== Task to complete ==
Reproduce all the lines exactly as they stand, apart from the pictures.

________________________

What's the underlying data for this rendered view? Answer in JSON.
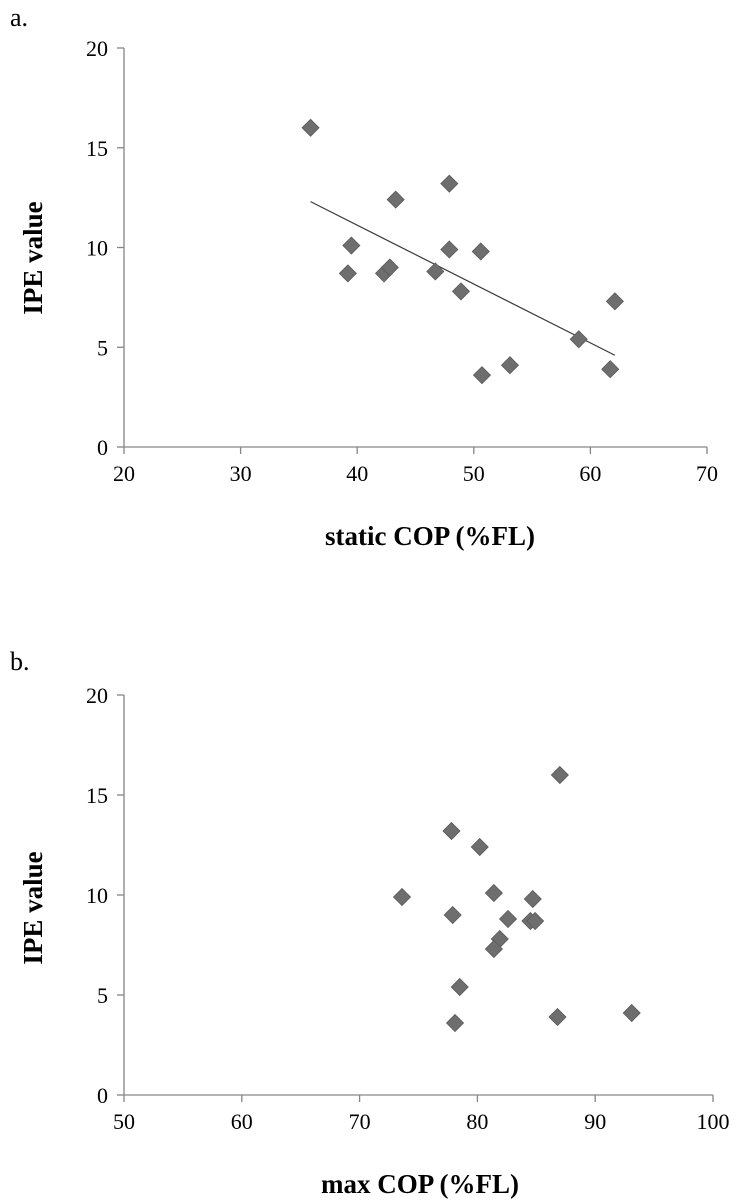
{
  "chart_data": [
    {
      "type": "scatter",
      "panel_label": "a.",
      "xlabel": "static COP (%FL)",
      "ylabel": "IPE value",
      "xlim": [
        20,
        70
      ],
      "ylim": [
        0,
        20
      ],
      "xticks": [
        20,
        30,
        40,
        50,
        60,
        70
      ],
      "yticks": [
        0,
        5,
        10,
        15,
        20
      ],
      "points": [
        {
          "x": 36.0,
          "y": 16.0
        },
        {
          "x": 39.2,
          "y": 8.7
        },
        {
          "x": 39.5,
          "y": 10.1
        },
        {
          "x": 42.3,
          "y": 8.7
        },
        {
          "x": 42.8,
          "y": 9.0
        },
        {
          "x": 43.3,
          "y": 12.4
        },
        {
          "x": 46.7,
          "y": 8.8
        },
        {
          "x": 47.9,
          "y": 13.2
        },
        {
          "x": 47.9,
          "y": 9.9
        },
        {
          "x": 48.9,
          "y": 7.8
        },
        {
          "x": 50.6,
          "y": 9.8
        },
        {
          "x": 50.7,
          "y": 3.6
        },
        {
          "x": 53.1,
          "y": 4.1
        },
        {
          "x": 59.0,
          "y": 5.4
        },
        {
          "x": 61.7,
          "y": 3.9
        },
        {
          "x": 62.1,
          "y": 7.3
        }
      ],
      "trendline": {
        "x": [
          36.0,
          62.1
        ],
        "y": [
          12.3,
          4.6
        ]
      },
      "grid": false,
      "legend": "none"
    },
    {
      "type": "scatter",
      "panel_label": "b.",
      "xlabel": "max COP (%FL)",
      "ylabel": "IPE value",
      "xlim": [
        50,
        100
      ],
      "ylim": [
        0,
        20
      ],
      "xticks": [
        50,
        60,
        70,
        80,
        90,
        100
      ],
      "yticks": [
        0,
        5,
        10,
        15,
        20
      ],
      "points": [
        {
          "x": 87.0,
          "y": 16.0
        },
        {
          "x": 77.8,
          "y": 13.2
        },
        {
          "x": 80.2,
          "y": 12.4
        },
        {
          "x": 73.6,
          "y": 9.9
        },
        {
          "x": 81.4,
          "y": 10.1
        },
        {
          "x": 84.7,
          "y": 9.8
        },
        {
          "x": 77.9,
          "y": 9.0
        },
        {
          "x": 82.6,
          "y": 8.8
        },
        {
          "x": 84.5,
          "y": 8.7
        },
        {
          "x": 84.9,
          "y": 8.7
        },
        {
          "x": 81.9,
          "y": 7.8
        },
        {
          "x": 81.4,
          "y": 7.3
        },
        {
          "x": 78.5,
          "y": 5.4
        },
        {
          "x": 78.1,
          "y": 3.6
        },
        {
          "x": 86.8,
          "y": 3.9
        },
        {
          "x": 93.1,
          "y": 4.1
        }
      ],
      "grid": false,
      "legend": "none"
    }
  ]
}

________________________

== Exercise result ==
What's the underlying data for this rendered view? Answer in JSON.
{
  "chart_data": [
    {
      "type": "scatter",
      "panel_label": "a.",
      "xlabel": "static COP (%FL)",
      "ylabel": "IPE value",
      "xlim": [
        20,
        70
      ],
      "ylim": [
        0,
        20
      ],
      "xticks": [
        20,
        30,
        40,
        50,
        60,
        70
      ],
      "yticks": [
        0,
        5,
        10,
        15,
        20
      ],
      "points": [
        {
          "x": 36.0,
          "y": 16.0
        },
        {
          "x": 39.2,
          "y": 8.7
        },
        {
          "x": 39.5,
          "y": 10.1
        },
        {
          "x": 42.3,
          "y": 8.7
        },
        {
          "x": 42.8,
          "y": 9.0
        },
        {
          "x": 43.3,
          "y": 12.4
        },
        {
          "x": 46.7,
          "y": 8.8
        },
        {
          "x": 47.9,
          "y": 13.2
        },
        {
          "x": 47.9,
          "y": 9.9
        },
        {
          "x": 48.9,
          "y": 7.8
        },
        {
          "x": 50.6,
          "y": 9.8
        },
        {
          "x": 50.7,
          "y": 3.6
        },
        {
          "x": 53.1,
          "y": 4.1
        },
        {
          "x": 59.0,
          "y": 5.4
        },
        {
          "x": 61.7,
          "y": 3.9
        },
        {
          "x": 62.1,
          "y": 7.3
        }
      ],
      "trendline": {
        "x": [
          36.0,
          62.1
        ],
        "y": [
          12.3,
          4.6
        ]
      },
      "grid": false,
      "legend": "none"
    },
    {
      "type": "scatter",
      "panel_label": "b.",
      "xlabel": "max COP (%FL)",
      "ylabel": "IPE value",
      "xlim": [
        50,
        100
      ],
      "ylim": [
        0,
        20
      ],
      "xticks": [
        50,
        60,
        70,
        80,
        90,
        100
      ],
      "yticks": [
        0,
        5,
        10,
        15,
        20
      ],
      "points": [
        {
          "x": 87.0,
          "y": 16.0
        },
        {
          "x": 77.8,
          "y": 13.2
        },
        {
          "x": 80.2,
          "y": 12.4
        },
        {
          "x": 73.6,
          "y": 9.9
        },
        {
          "x": 81.4,
          "y": 10.1
        },
        {
          "x": 84.7,
          "y": 9.8
        },
        {
          "x": 77.9,
          "y": 9.0
        },
        {
          "x": 82.6,
          "y": 8.8
        },
        {
          "x": 84.5,
          "y": 8.7
        },
        {
          "x": 84.9,
          "y": 8.7
        },
        {
          "x": 81.9,
          "y": 7.8
        },
        {
          "x": 81.4,
          "y": 7.3
        },
        {
          "x": 78.5,
          "y": 5.4
        },
        {
          "x": 78.1,
          "y": 3.6
        },
        {
          "x": 86.8,
          "y": 3.9
        },
        {
          "x": 93.1,
          "y": 4.1
        }
      ],
      "grid": false,
      "legend": "none"
    }
  ]
}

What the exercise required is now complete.